→ Given task: Identify each line in the entries below that contains the word "with", and copy every such line in full.

→ Input for this task:
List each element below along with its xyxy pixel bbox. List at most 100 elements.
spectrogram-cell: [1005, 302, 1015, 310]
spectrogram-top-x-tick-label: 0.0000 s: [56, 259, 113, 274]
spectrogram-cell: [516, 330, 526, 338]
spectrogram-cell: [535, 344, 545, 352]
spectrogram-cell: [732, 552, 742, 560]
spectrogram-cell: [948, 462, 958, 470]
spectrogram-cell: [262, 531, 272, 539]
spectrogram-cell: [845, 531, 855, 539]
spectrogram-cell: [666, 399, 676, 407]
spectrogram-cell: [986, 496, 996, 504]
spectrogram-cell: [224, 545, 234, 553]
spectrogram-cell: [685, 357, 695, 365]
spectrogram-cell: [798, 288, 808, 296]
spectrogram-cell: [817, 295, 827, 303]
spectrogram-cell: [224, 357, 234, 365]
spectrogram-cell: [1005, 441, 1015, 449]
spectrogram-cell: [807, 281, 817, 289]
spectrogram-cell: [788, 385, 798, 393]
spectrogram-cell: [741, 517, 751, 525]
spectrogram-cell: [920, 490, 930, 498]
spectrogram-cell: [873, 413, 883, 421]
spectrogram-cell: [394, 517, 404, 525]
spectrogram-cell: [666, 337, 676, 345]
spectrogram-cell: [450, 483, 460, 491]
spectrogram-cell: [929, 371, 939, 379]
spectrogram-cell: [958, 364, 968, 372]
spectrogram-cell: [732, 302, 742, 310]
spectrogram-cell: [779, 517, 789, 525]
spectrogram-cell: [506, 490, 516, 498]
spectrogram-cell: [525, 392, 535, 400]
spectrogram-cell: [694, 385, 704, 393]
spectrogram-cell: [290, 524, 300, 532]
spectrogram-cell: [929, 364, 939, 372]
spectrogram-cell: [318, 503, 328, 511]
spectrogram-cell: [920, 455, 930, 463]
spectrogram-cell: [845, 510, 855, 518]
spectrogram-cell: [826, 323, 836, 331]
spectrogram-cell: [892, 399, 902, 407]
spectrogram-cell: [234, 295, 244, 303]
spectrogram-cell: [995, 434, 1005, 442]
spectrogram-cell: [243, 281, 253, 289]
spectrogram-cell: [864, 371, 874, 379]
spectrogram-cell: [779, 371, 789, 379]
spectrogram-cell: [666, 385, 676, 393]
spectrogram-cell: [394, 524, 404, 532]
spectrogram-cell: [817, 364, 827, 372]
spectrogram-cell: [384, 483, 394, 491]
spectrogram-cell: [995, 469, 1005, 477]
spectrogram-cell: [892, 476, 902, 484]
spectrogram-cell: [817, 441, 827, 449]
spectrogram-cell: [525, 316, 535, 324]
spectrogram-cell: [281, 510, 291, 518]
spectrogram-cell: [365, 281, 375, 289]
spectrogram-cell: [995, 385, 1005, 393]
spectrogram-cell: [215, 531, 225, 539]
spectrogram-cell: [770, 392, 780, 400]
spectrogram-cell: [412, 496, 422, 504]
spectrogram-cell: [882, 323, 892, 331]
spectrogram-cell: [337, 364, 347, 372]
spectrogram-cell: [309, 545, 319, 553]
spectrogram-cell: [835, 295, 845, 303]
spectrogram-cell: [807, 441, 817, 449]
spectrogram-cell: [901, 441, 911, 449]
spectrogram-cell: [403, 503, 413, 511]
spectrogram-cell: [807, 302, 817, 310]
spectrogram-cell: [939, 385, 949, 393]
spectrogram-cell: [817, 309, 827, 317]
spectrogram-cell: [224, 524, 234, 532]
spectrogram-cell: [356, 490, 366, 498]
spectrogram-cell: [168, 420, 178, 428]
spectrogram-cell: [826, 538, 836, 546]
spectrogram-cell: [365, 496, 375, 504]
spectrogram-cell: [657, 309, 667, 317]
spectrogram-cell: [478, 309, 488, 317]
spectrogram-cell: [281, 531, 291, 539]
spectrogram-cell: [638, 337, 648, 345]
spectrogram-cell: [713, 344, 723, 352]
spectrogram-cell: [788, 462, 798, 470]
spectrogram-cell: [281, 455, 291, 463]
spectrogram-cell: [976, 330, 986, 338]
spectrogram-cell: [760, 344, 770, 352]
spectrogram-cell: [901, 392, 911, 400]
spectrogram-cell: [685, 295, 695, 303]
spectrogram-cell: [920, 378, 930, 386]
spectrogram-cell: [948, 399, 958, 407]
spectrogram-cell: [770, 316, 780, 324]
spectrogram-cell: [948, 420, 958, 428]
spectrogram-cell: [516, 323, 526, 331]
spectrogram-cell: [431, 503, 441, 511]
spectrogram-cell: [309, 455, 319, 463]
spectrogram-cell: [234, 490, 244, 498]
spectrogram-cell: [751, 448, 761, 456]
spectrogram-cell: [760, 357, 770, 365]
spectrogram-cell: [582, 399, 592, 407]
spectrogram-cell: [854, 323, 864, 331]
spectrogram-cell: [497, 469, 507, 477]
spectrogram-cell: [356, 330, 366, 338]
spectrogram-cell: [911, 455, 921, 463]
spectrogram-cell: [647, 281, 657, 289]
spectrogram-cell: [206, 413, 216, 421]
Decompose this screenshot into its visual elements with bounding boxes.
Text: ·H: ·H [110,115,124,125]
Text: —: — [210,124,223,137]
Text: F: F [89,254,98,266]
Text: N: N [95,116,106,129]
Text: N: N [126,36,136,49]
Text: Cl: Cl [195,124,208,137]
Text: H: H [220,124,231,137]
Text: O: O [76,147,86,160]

→ Answer in full:
List each element below along with its xyxy pixel bbox. List at most 100 elements.
Decompose this screenshot into its visual elements with bounding boxes.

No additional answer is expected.